Data records:
==========

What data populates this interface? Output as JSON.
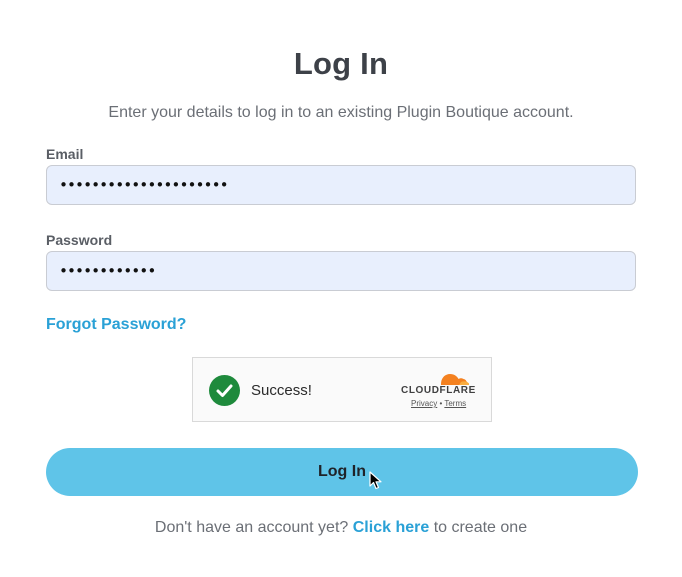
{
  "title": "Log In",
  "subtitle": "Enter your details to log in to an existing Plugin Boutique account.",
  "email": {
    "label": "Email",
    "value": "•••••••••••••••••••••"
  },
  "password": {
    "label": "Password",
    "value": "••••••••••••"
  },
  "forgot_password": "Forgot Password?",
  "captcha": {
    "status": "Success!",
    "brand": "CLOUDFLARE",
    "privacy": "Privacy",
    "separator": "•",
    "terms": "Terms"
  },
  "login_button": "Log In",
  "signup": {
    "prefix": "Don't have an account yet?",
    "link": "Click here",
    "suffix": "to create one"
  },
  "colors": {
    "accent": "#2aa1d6",
    "button": "#5fc4e8",
    "input_bg": "#e8effd",
    "success": "#1e8a3c",
    "cloudflare_orange": "#f48120"
  }
}
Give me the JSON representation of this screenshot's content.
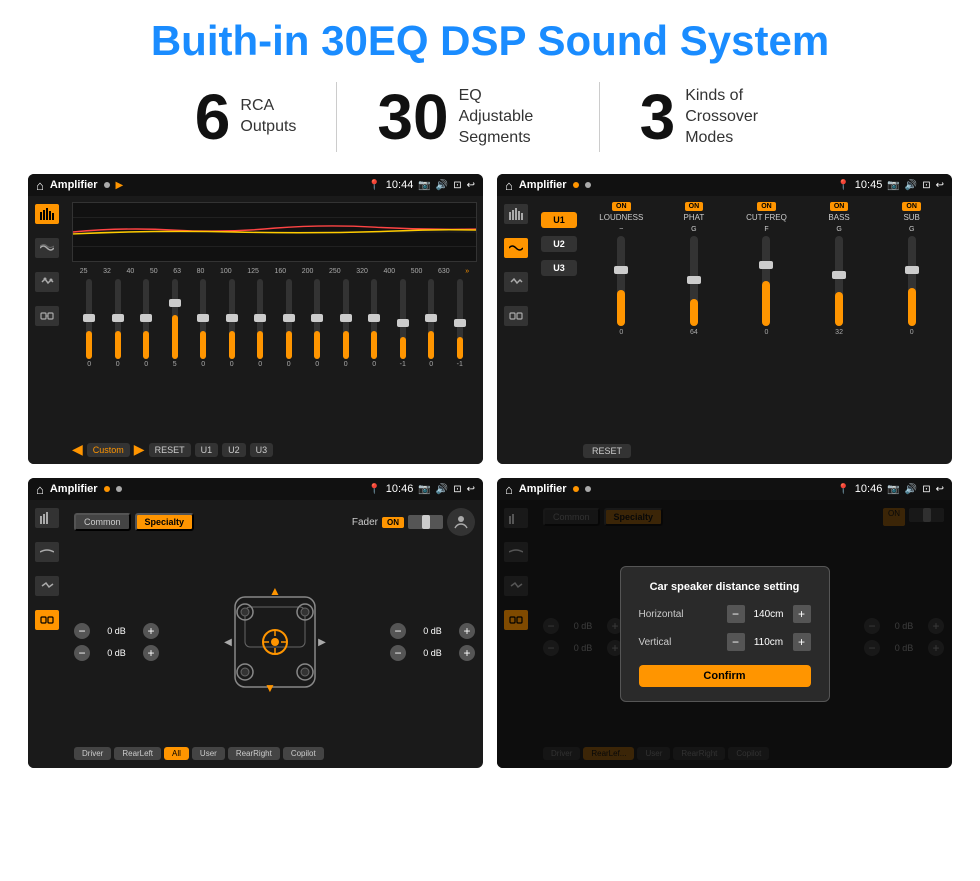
{
  "page": {
    "title": "Buith-in 30EQ DSP Sound System",
    "stats": [
      {
        "number": "6",
        "label": "RCA\nOutputs"
      },
      {
        "number": "30",
        "label": "EQ Adjustable\nSegments"
      },
      {
        "number": "3",
        "label": "Kinds of\nCrossover Modes"
      }
    ]
  },
  "screens": {
    "top_left": {
      "status": {
        "title": "Amplifier",
        "time": "10:44"
      },
      "eq": {
        "frequencies": [
          "25",
          "32",
          "40",
          "50",
          "63",
          "80",
          "100",
          "125",
          "160",
          "200",
          "250",
          "320",
          "400",
          "500",
          "630"
        ],
        "values": [
          "0",
          "0",
          "0",
          "5",
          "0",
          "0",
          "0",
          "0",
          "0",
          "0",
          "0",
          "-1",
          "0",
          "-1"
        ],
        "preset": "Custom",
        "buttons": [
          "RESET",
          "U1",
          "U2",
          "U3"
        ]
      }
    },
    "top_right": {
      "status": {
        "title": "Amplifier",
        "time": "10:45"
      },
      "presets": [
        "U1",
        "U2",
        "U3"
      ],
      "channels": [
        "LOUDNESS",
        "PHAT",
        "CUT FREQ",
        "BASS",
        "SUB"
      ],
      "reset_btn": "RESET"
    },
    "bottom_left": {
      "status": {
        "title": "Amplifier",
        "time": "10:46"
      },
      "tabs": [
        "Common",
        "Specialty"
      ],
      "fader_label": "Fader",
      "fader_on": "ON",
      "db_values": [
        "0 dB",
        "0 dB",
        "0 dB",
        "0 dB"
      ],
      "bottom_buttons": [
        "Driver",
        "RearLeft",
        "All",
        "User",
        "RearRight",
        "Copilot"
      ]
    },
    "bottom_right": {
      "status": {
        "title": "Amplifier",
        "time": "10:46"
      },
      "tabs": [
        "Common",
        "Specialty"
      ],
      "dialog": {
        "title": "Car speaker distance setting",
        "horizontal_label": "Horizontal",
        "horizontal_value": "140cm",
        "vertical_label": "Vertical",
        "vertical_value": "110cm",
        "confirm_label": "Confirm"
      }
    }
  }
}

==========

Reproduce each line word for word and drop the pictures.

What data populates this interface? Output as JSON.
{
  "title": "Log In",
  "subtitle": "Enter your details to log in to an existing Plugin Boutique account.",
  "email": {
    "label": "Email",
    "value": "•••••••••••••••••••••"
  },
  "password": {
    "label": "Password",
    "value": "••••••••••••"
  },
  "forgot_password": "Forgot Password?",
  "captcha": {
    "status": "Success!",
    "brand": "CLOUDFLARE",
    "privacy": "Privacy",
    "separator": "•",
    "terms": "Terms"
  },
  "login_button": "Log In",
  "signup": {
    "prefix": "Don't have an account yet?",
    "link": "Click here",
    "suffix": "to create one"
  },
  "colors": {
    "accent": "#2aa1d6",
    "button": "#5fc4e8",
    "input_bg": "#e8effd",
    "success": "#1e8a3c",
    "cloudflare_orange": "#f48120"
  }
}
Give me the JSON representation of this screenshot's content.
{
  "page": {
    "title": "Buith-in 30EQ DSP Sound System",
    "stats": [
      {
        "number": "6",
        "label": "RCA\nOutputs"
      },
      {
        "number": "30",
        "label": "EQ Adjustable\nSegments"
      },
      {
        "number": "3",
        "label": "Kinds of\nCrossover Modes"
      }
    ]
  },
  "screens": {
    "top_left": {
      "status": {
        "title": "Amplifier",
        "time": "10:44"
      },
      "eq": {
        "frequencies": [
          "25",
          "32",
          "40",
          "50",
          "63",
          "80",
          "100",
          "125",
          "160",
          "200",
          "250",
          "320",
          "400",
          "500",
          "630"
        ],
        "values": [
          "0",
          "0",
          "0",
          "5",
          "0",
          "0",
          "0",
          "0",
          "0",
          "0",
          "0",
          "-1",
          "0",
          "-1"
        ],
        "preset": "Custom",
        "buttons": [
          "RESET",
          "U1",
          "U2",
          "U3"
        ]
      }
    },
    "top_right": {
      "status": {
        "title": "Amplifier",
        "time": "10:45"
      },
      "presets": [
        "U1",
        "U2",
        "U3"
      ],
      "channels": [
        "LOUDNESS",
        "PHAT",
        "CUT FREQ",
        "BASS",
        "SUB"
      ],
      "reset_btn": "RESET"
    },
    "bottom_left": {
      "status": {
        "title": "Amplifier",
        "time": "10:46"
      },
      "tabs": [
        "Common",
        "Specialty"
      ],
      "fader_label": "Fader",
      "fader_on": "ON",
      "db_values": [
        "0 dB",
        "0 dB",
        "0 dB",
        "0 dB"
      ],
      "bottom_buttons": [
        "Driver",
        "RearLeft",
        "All",
        "User",
        "RearRight",
        "Copilot"
      ]
    },
    "bottom_right": {
      "status": {
        "title": "Amplifier",
        "time": "10:46"
      },
      "tabs": [
        "Common",
        "Specialty"
      ],
      "dialog": {
        "title": "Car speaker distance setting",
        "horizontal_label": "Horizontal",
        "horizontal_value": "140cm",
        "vertical_label": "Vertical",
        "vertical_value": "110cm",
        "confirm_label": "Confirm"
      }
    }
  }
}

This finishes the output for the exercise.